GIVEN TASK - All of the material should be reproduced exactly, with pictures left out.

MATERIAL PROVIDED -

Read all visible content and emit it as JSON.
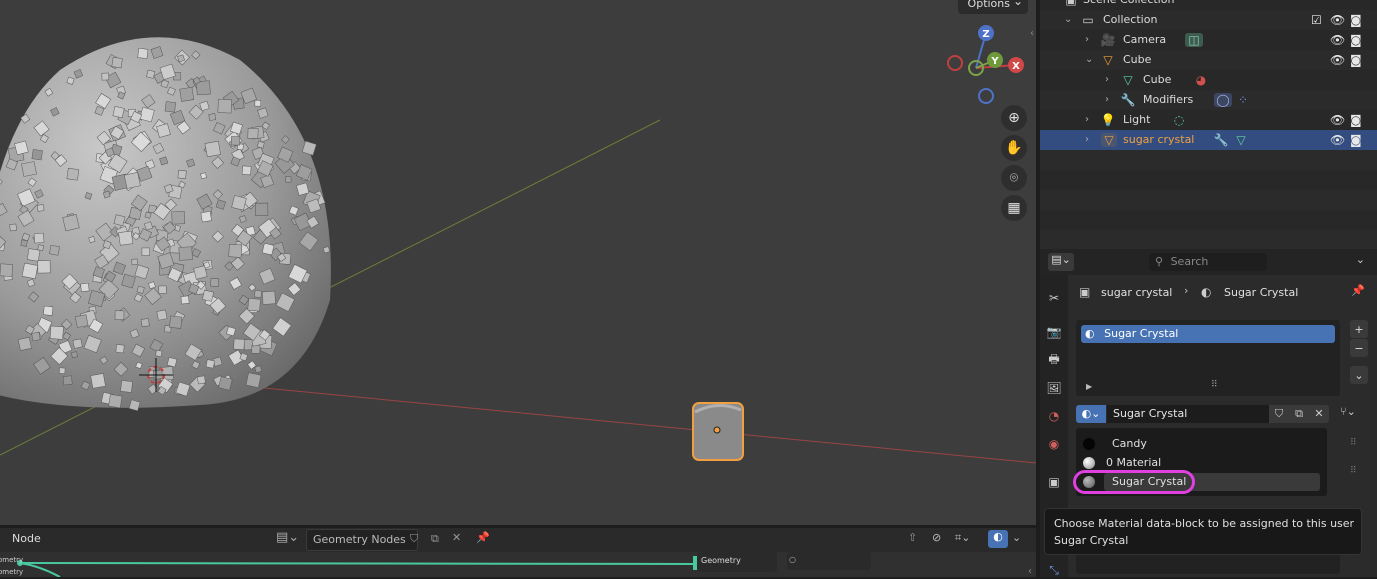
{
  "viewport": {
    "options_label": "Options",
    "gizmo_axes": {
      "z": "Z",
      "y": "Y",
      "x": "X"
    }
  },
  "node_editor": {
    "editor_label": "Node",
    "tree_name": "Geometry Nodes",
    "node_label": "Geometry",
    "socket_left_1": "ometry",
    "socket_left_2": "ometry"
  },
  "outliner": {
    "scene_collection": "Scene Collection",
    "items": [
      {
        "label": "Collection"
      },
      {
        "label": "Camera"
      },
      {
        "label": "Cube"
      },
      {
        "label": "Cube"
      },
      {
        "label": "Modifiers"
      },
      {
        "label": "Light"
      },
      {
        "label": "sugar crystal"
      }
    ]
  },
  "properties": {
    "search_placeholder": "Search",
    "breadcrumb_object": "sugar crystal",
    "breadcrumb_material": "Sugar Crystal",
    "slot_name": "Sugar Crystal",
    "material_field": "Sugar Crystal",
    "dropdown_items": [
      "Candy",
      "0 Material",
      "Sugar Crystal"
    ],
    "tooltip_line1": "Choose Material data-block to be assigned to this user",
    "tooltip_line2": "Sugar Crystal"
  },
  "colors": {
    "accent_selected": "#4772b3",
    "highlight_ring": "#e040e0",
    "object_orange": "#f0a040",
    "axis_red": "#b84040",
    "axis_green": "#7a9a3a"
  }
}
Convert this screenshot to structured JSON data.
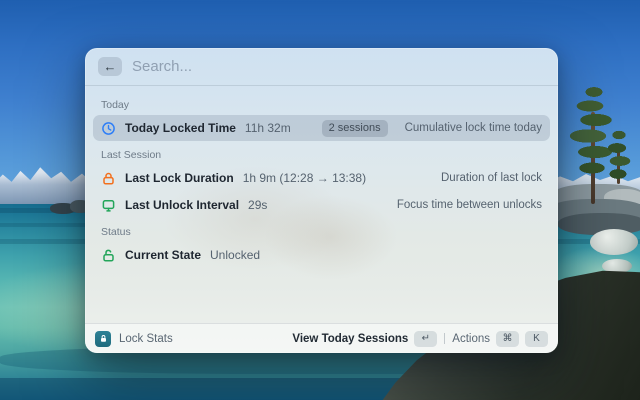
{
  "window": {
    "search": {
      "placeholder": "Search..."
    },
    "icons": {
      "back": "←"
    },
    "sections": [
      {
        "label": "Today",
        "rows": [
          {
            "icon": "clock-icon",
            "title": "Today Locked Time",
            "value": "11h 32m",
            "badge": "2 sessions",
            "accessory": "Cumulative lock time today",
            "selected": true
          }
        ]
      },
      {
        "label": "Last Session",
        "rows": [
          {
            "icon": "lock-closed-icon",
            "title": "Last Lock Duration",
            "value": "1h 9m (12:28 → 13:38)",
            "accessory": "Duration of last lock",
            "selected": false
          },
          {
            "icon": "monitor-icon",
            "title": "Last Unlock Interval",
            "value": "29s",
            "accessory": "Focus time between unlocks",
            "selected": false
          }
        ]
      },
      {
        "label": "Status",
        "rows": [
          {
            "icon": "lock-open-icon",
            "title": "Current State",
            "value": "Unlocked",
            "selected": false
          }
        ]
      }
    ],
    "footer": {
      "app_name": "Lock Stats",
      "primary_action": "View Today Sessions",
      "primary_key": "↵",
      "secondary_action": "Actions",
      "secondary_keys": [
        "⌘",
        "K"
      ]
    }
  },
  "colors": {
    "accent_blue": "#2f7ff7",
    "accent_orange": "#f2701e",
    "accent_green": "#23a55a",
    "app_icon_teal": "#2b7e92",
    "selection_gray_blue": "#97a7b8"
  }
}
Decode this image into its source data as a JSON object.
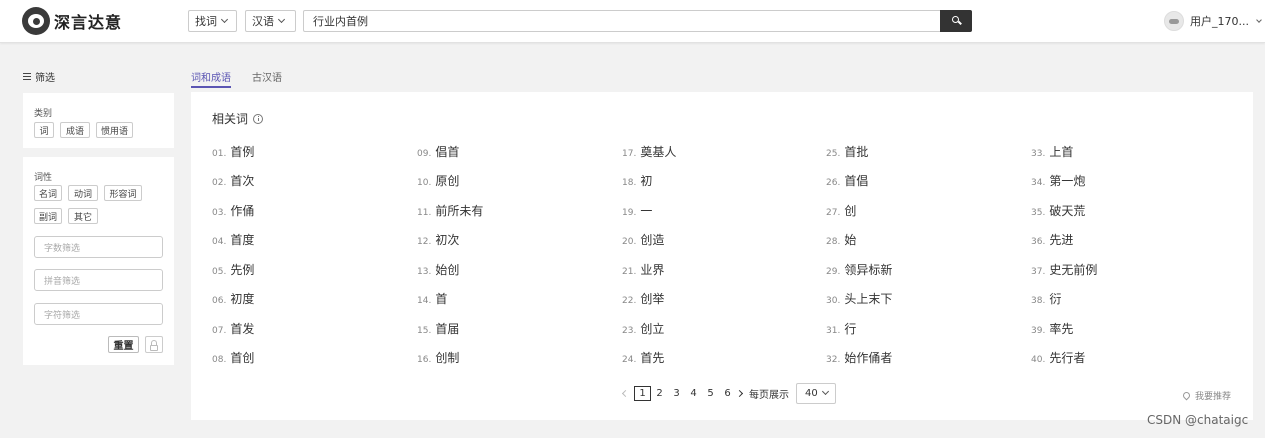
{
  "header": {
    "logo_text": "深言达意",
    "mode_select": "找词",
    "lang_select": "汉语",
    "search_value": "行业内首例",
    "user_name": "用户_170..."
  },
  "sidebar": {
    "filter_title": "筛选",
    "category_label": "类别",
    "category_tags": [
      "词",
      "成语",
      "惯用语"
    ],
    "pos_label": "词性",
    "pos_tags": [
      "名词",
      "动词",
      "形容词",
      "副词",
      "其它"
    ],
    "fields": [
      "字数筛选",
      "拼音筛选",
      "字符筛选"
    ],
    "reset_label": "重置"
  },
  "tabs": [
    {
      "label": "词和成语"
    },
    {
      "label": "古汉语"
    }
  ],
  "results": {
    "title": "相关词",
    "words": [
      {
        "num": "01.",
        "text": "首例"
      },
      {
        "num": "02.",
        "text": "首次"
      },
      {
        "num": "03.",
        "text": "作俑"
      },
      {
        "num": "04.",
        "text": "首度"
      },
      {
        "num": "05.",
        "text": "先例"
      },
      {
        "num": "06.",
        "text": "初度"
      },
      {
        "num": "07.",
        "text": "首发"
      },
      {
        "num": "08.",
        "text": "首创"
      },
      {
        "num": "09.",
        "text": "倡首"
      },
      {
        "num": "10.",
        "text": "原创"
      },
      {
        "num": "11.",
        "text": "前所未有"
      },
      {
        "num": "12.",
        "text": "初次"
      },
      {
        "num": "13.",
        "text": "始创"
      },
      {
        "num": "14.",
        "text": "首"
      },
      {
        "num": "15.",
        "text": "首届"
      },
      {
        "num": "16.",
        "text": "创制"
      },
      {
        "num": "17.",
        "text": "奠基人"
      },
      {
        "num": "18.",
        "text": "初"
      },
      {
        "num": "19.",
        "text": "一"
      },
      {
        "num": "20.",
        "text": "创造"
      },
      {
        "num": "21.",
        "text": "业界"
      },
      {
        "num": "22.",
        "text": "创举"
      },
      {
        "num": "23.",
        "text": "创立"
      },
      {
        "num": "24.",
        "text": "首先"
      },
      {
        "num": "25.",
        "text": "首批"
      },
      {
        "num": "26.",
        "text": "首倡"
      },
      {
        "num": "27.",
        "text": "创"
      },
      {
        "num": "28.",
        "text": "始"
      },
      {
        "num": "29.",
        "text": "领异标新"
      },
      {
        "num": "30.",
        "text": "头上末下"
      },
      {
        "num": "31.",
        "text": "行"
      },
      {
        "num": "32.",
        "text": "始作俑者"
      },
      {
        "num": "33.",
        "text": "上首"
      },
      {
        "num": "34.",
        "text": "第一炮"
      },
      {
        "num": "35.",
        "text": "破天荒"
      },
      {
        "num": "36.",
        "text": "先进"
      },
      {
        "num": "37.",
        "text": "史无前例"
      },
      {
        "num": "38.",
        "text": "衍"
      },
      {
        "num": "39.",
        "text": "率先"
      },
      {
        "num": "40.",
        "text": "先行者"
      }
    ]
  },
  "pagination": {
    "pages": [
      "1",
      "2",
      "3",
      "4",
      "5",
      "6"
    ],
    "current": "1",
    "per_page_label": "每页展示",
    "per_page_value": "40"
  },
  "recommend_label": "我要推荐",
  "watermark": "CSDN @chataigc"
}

EXERCISE OUTPUT -
Read all visible content and emit it as JSON.
{
  "viewport": {
    "options_label": "Options",
    "gizmo_axes": {
      "z": "Z",
      "y": "Y",
      "x": "X"
    }
  },
  "node_editor": {
    "editor_label": "Node",
    "tree_name": "Geometry Nodes",
    "node_label": "Geometry",
    "socket_left_1": "ometry",
    "socket_left_2": "ometry"
  },
  "outliner": {
    "scene_collection": "Scene Collection",
    "items": [
      {
        "label": "Collection"
      },
      {
        "label": "Camera"
      },
      {
        "label": "Cube"
      },
      {
        "label": "Cube"
      },
      {
        "label": "Modifiers"
      },
      {
        "label": "Light"
      },
      {
        "label": "sugar crystal"
      }
    ]
  },
  "properties": {
    "search_placeholder": "Search",
    "breadcrumb_object": "sugar crystal",
    "breadcrumb_material": "Sugar Crystal",
    "slot_name": "Sugar Crystal",
    "material_field": "Sugar Crystal",
    "dropdown_items": [
      "Candy",
      "0 Material",
      "Sugar Crystal"
    ],
    "tooltip_line1": "Choose Material data-block to be assigned to this user",
    "tooltip_line2": "Sugar Crystal"
  },
  "colors": {
    "accent_selected": "#4772b3",
    "highlight_ring": "#e040e0",
    "object_orange": "#f0a040",
    "axis_red": "#b84040",
    "axis_green": "#7a9a3a"
  }
}
Convert this screenshot to structured JSON data.
{
  "window": {
    "search": {
      "placeholder": "Search..."
    },
    "icons": {
      "back": "←"
    },
    "sections": [
      {
        "label": "Today",
        "rows": [
          {
            "icon": "clock-icon",
            "title": "Today Locked Time",
            "value": "11h 32m",
            "badge": "2 sessions",
            "accessory": "Cumulative lock time today",
            "selected": true
          }
        ]
      },
      {
        "label": "Last Session",
        "rows": [
          {
            "icon": "lock-closed-icon",
            "title": "Last Lock Duration",
            "value": "1h 9m (12:28 → 13:38)",
            "accessory": "Duration of last lock",
            "selected": false
          },
          {
            "icon": "monitor-icon",
            "title": "Last Unlock Interval",
            "value": "29s",
            "accessory": "Focus time between unlocks",
            "selected": false
          }
        ]
      },
      {
        "label": "Status",
        "rows": [
          {
            "icon": "lock-open-icon",
            "title": "Current State",
            "value": "Unlocked",
            "selected": false
          }
        ]
      }
    ],
    "footer": {
      "app_name": "Lock Stats",
      "primary_action": "View Today Sessions",
      "primary_key": "↵",
      "secondary_action": "Actions",
      "secondary_keys": [
        "⌘",
        "K"
      ]
    }
  },
  "colors": {
    "accent_blue": "#2f7ff7",
    "accent_orange": "#f2701e",
    "accent_green": "#23a55a",
    "app_icon_teal": "#2b7e92",
    "selection_gray_blue": "#97a7b8"
  }
}
Decode this image into its source data as a JSON object.
{
  "header": {
    "logo_text": "深言达意",
    "mode_select": "找词",
    "lang_select": "汉语",
    "search_value": "行业内首例",
    "user_name": "用户_170..."
  },
  "sidebar": {
    "filter_title": "筛选",
    "category_label": "类别",
    "category_tags": [
      "词",
      "成语",
      "惯用语"
    ],
    "pos_label": "词性",
    "pos_tags": [
      "名词",
      "动词",
      "形容词",
      "副词",
      "其它"
    ],
    "fields": [
      "字数筛选",
      "拼音筛选",
      "字符筛选"
    ],
    "reset_label": "重置"
  },
  "tabs": [
    {
      "label": "词和成语"
    },
    {
      "label": "古汉语"
    }
  ],
  "results": {
    "title": "相关词",
    "words": [
      {
        "num": "01.",
        "text": "首例"
      },
      {
        "num": "02.",
        "text": "首次"
      },
      {
        "num": "03.",
        "text": "作俑"
      },
      {
        "num": "04.",
        "text": "首度"
      },
      {
        "num": "05.",
        "text": "先例"
      },
      {
        "num": "06.",
        "text": "初度"
      },
      {
        "num": "07.",
        "text": "首发"
      },
      {
        "num": "08.",
        "text": "首创"
      },
      {
        "num": "09.",
        "text": "倡首"
      },
      {
        "num": "10.",
        "text": "原创"
      },
      {
        "num": "11.",
        "text": "前所未有"
      },
      {
        "num": "12.",
        "text": "初次"
      },
      {
        "num": "13.",
        "text": "始创"
      },
      {
        "num": "14.",
        "text": "首"
      },
      {
        "num": "15.",
        "text": "首届"
      },
      {
        "num": "16.",
        "text": "创制"
      },
      {
        "num": "17.",
        "text": "奠基人"
      },
      {
        "num": "18.",
        "text": "初"
      },
      {
        "num": "19.",
        "text": "一"
      },
      {
        "num": "20.",
        "text": "创造"
      },
      {
        "num": "21.",
        "text": "业界"
      },
      {
        "num": "22.",
        "text": "创举"
      },
      {
        "num": "23.",
        "text": "创立"
      },
      {
        "num": "24.",
        "text": "首先"
      },
      {
        "num": "25.",
        "text": "首批"
      },
      {
        "num": "26.",
        "text": "首倡"
      },
      {
        "num": "27.",
        "text": "创"
      },
      {
        "num": "28.",
        "text": "始"
      },
      {
        "num": "29.",
        "text": "领异标新"
      },
      {
        "num": "30.",
        "text": "头上末下"
      },
      {
        "num": "31.",
        "text": "行"
      },
      {
        "num": "32.",
        "text": "始作俑者"
      },
      {
        "num": "33.",
        "text": "上首"
      },
      {
        "num": "34.",
        "text": "第一炮"
      },
      {
        "num": "35.",
        "text": "破天荒"
      },
      {
        "num": "36.",
        "text": "先进"
      },
      {
        "num": "37.",
        "text": "史无前例"
      },
      {
        "num": "38.",
        "text": "衍"
      },
      {
        "num": "39.",
        "text": "率先"
      },
      {
        "num": "40.",
        "text": "先行者"
      }
    ]
  },
  "pagination": {
    "pages": [
      "1",
      "2",
      "3",
      "4",
      "5",
      "6"
    ],
    "current": "1",
    "per_page_label": "每页展示",
    "per_page_value": "40"
  },
  "recommend_label": "我要推荐",
  "watermark": "CSDN @chataigc"
}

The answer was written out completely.